» **Exercise brief**:
Take the records below and extract, word for word, the lines from the one containing "What text is on this page?" through the final line, inclusive. Omit pictures.

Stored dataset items
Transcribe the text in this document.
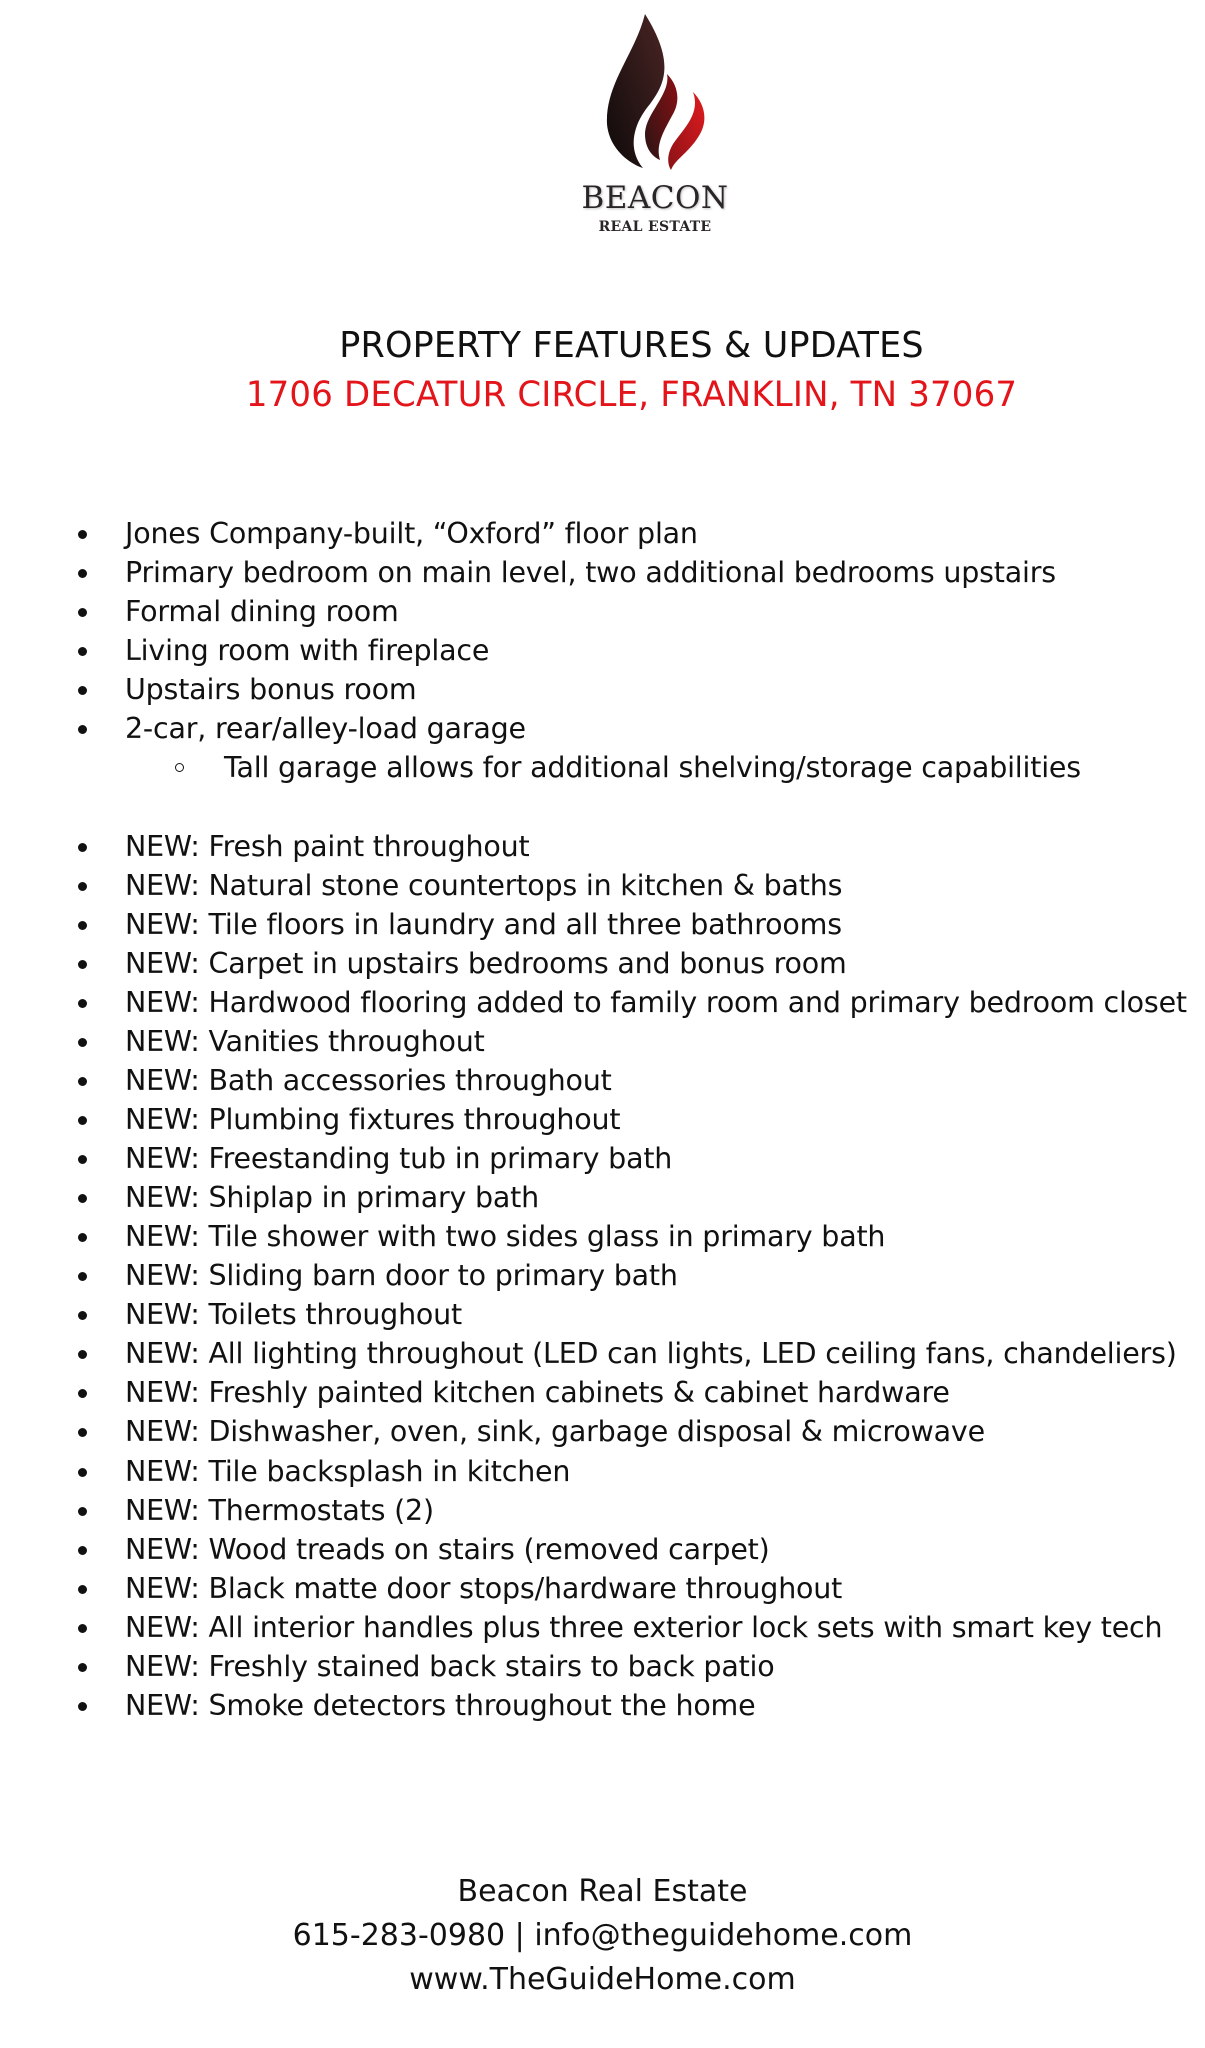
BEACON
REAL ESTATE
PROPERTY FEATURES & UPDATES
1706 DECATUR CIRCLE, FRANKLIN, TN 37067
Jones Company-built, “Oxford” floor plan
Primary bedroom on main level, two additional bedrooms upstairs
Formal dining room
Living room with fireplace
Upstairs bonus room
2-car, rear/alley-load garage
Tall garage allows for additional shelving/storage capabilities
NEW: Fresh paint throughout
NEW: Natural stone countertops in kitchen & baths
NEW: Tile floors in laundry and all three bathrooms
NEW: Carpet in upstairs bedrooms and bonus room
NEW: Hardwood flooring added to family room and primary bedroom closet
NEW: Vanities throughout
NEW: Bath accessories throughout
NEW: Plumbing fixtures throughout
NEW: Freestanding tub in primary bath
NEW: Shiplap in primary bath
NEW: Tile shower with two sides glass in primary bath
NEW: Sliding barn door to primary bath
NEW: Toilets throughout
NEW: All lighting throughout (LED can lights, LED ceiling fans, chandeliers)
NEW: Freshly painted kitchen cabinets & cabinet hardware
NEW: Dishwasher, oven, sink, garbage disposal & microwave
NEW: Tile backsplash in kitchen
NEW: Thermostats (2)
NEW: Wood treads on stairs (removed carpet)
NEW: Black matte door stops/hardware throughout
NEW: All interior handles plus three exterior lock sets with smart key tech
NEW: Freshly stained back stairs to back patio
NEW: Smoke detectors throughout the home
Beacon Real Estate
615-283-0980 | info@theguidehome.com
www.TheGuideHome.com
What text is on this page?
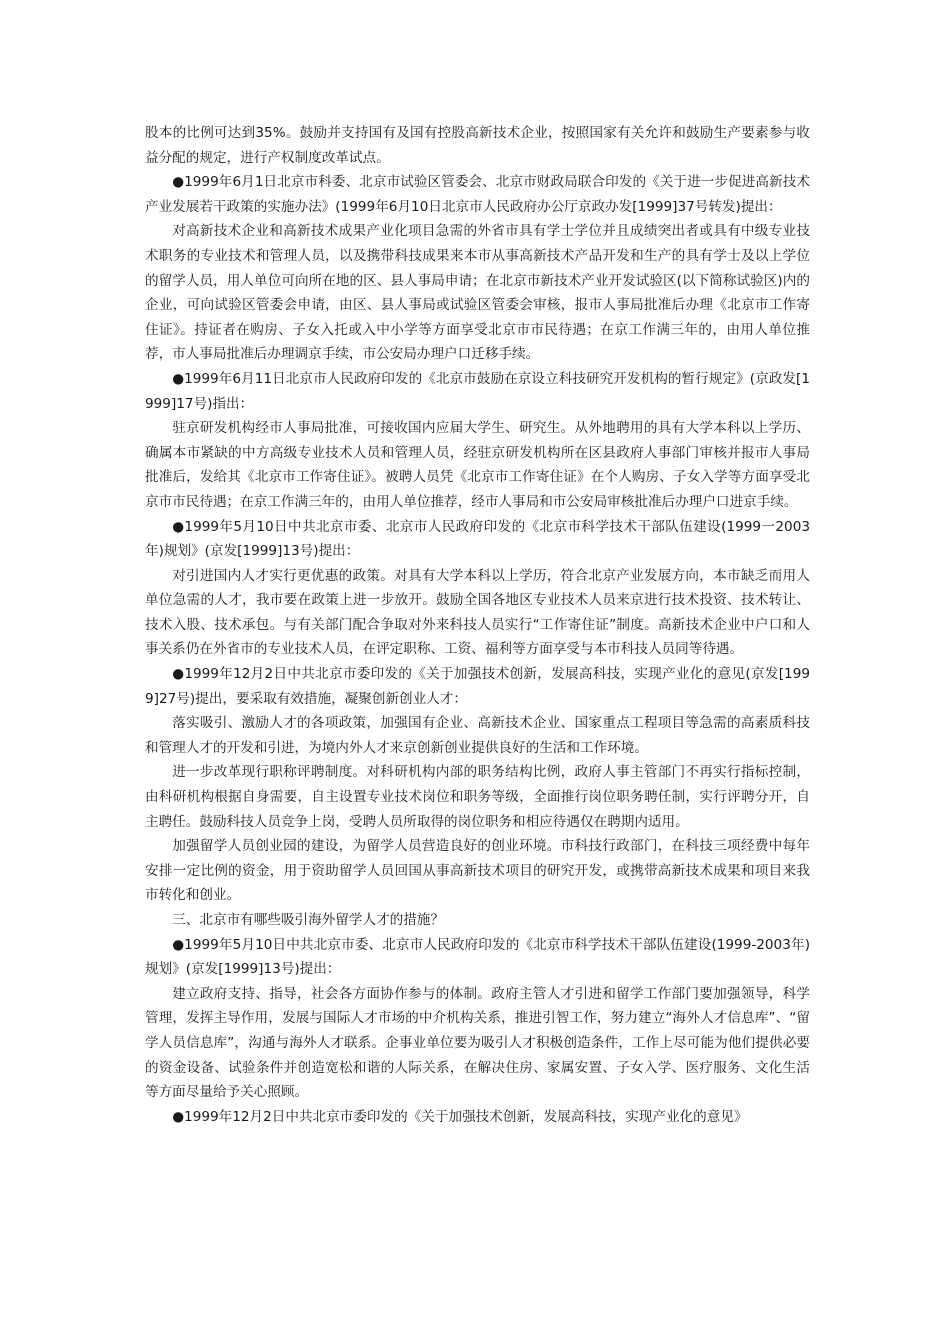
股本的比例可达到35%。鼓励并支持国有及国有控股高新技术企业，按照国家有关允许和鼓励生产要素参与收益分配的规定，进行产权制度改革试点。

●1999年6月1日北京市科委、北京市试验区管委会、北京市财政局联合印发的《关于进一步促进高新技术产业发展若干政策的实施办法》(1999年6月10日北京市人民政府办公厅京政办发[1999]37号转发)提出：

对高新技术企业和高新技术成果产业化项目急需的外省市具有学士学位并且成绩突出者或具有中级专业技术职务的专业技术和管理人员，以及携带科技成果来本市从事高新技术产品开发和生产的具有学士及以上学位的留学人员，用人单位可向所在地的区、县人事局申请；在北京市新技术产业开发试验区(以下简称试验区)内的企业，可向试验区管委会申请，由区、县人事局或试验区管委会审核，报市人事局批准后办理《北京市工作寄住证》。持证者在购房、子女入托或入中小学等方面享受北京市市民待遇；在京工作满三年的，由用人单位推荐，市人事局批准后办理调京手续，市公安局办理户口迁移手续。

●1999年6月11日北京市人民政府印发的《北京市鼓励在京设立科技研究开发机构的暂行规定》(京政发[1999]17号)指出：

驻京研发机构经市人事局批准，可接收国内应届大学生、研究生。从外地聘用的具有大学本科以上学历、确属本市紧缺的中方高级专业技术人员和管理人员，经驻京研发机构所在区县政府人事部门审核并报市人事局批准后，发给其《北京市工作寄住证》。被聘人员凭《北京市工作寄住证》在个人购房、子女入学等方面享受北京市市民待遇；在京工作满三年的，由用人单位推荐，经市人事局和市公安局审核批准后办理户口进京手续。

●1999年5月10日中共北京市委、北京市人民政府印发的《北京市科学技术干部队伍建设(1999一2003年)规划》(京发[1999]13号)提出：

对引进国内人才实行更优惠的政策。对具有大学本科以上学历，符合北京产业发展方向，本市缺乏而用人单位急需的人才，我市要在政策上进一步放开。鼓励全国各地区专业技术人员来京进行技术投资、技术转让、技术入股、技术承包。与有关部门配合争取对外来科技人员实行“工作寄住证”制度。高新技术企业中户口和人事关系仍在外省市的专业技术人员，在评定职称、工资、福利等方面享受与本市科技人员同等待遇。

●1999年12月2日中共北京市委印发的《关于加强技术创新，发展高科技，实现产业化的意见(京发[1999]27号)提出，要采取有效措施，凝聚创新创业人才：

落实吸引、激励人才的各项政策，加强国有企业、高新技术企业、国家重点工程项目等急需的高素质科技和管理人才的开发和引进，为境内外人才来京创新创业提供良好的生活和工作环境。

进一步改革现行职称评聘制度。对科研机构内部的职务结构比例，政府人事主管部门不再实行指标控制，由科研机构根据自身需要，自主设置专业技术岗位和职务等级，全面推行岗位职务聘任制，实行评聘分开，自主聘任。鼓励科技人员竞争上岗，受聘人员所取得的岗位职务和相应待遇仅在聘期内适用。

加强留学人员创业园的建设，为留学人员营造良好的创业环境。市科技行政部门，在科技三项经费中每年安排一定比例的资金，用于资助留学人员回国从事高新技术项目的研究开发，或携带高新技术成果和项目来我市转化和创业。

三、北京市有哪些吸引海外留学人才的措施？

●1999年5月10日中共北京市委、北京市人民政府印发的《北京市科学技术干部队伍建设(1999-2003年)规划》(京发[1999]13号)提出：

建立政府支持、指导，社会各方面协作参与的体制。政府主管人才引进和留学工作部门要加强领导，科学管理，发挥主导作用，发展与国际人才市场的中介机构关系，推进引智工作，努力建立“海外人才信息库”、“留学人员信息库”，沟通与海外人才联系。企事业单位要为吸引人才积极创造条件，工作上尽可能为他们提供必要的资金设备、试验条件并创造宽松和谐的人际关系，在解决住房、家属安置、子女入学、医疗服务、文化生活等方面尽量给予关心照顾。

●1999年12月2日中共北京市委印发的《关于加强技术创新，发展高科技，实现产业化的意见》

» **Exercise result**:
What text is on this page?
股本的比例可达到35%。鼓励并支持国有及国有控股高新技术企业，按照国家有关允许和鼓励生产要素参与收益分配的规定，进行产权制度改革试点。

●1999年6月1日北京市科委、北京市试验区管委会、北京市财政局联合印发的《关于进一步促进高新技术产业发展若干政策的实施办法》(1999年6月10日北京市人民政府办公厅京政办发[1999]37号转发)提出：

对高新技术企业和高新技术成果产业化项目急需的外省市具有学士学位并且成绩突出者或具有中级专业技术职务的专业技术和管理人员，以及携带科技成果来本市从事高新技术产品开发和生产的具有学士及以上学位的留学人员，用人单位可向所在地的区、县人事局申请；在北京市新技术产业开发试验区(以下简称试验区)内的企业，可向试验区管委会申请，由区、县人事局或试验区管委会审核，报市人事局批准后办理《北京市工作寄住证》。持证者在购房、子女入托或入中小学等方面享受北京市市民待遇；在京工作满三年的，由用人单位推荐，市人事局批准后办理调京手续，市公安局办理户口迁移手续。

●1999年6月11日北京市人民政府印发的《北京市鼓励在京设立科技研究开发机构的暂行规定》(京政发[1999]17号)指出：

驻京研发机构经市人事局批准，可接收国内应届大学生、研究生。从外地聘用的具有大学本科以上学历、确属本市紧缺的中方高级专业技术人员和管理人员，经驻京研发机构所在区县政府人事部门审核并报市人事局批准后，发给其《北京市工作寄住证》。被聘人员凭《北京市工作寄住证》在个人购房、子女入学等方面享受北京市市民待遇；在京工作满三年的，由用人单位推荐，经市人事局和市公安局审核批准后办理户口进京手续。

●1999年5月10日中共北京市委、北京市人民政府印发的《北京市科学技术干部队伍建设(1999一2003年)规划》(京发[1999]13号)提出：

对引进国内人才实行更优惠的政策。对具有大学本科以上学历，符合北京产业发展方向，本市缺乏而用人单位急需的人才，我市要在政策上进一步放开。鼓励全国各地区专业技术人员来京进行技术投资、技术转让、技术入股、技术承包。与有关部门配合争取对外来科技人员实行“工作寄住证”制度。高新技术企业中户口和人事关系仍在外省市的专业技术人员，在评定职称、工资、福利等方面享受与本市科技人员同等待遇。

●1999年12月2日中共北京市委印发的《关于加强技术创新，发展高科技，实现产业化的意见(京发[1999]27号)提出，要采取有效措施，凝聚创新创业人才：

落实吸引、激励人才的各项政策，加强国有企业、高新技术企业、国家重点工程项目等急需的高素质科技和管理人才的开发和引进，为境内外人才来京创新创业提供良好的生活和工作环境。

进一步改革现行职称评聘制度。对科研机构内部的职务结构比例，政府人事主管部门不再实行指标控制，由科研机构根据自身需要，自主设置专业技术岗位和职务等级，全面推行岗位职务聘任制，实行评聘分开，自主聘任。鼓励科技人员竞争上岗，受聘人员所取得的岗位职务和相应待遇仅在聘期内适用。

加强留学人员创业园的建设，为留学人员营造良好的创业环境。市科技行政部门，在科技三项经费中每年安排一定比例的资金，用于资助留学人员回国从事高新技术项目的研究开发，或携带高新技术成果和项目来我市转化和创业。

三、北京市有哪些吸引海外留学人才的措施？

●1999年5月10日中共北京市委、北京市人民政府印发的《北京市科学技术干部队伍建设(1999-2003年)规划》(京发[1999]13号)提出：

建立政府支持、指导，社会各方面协作参与的体制。政府主管人才引进和留学工作部门要加强领导，科学管理，发挥主导作用，发展与国际人才市场的中介机构关系，推进引智工作，努力建立“海外人才信息库”、“留学人员信息库”，沟通与海外人才联系。企事业单位要为吸引人才积极创造条件，工作上尽可能为他们提供必要的资金设备、试验条件并创造宽松和谐的人际关系，在解决住房、家属安置、子女入学、医疗服务、文化生活等方面尽量给予关心照顾。

●1999年12月2日中共北京市委印发的《关于加强技术创新，发展高科技，实现产业化的意见》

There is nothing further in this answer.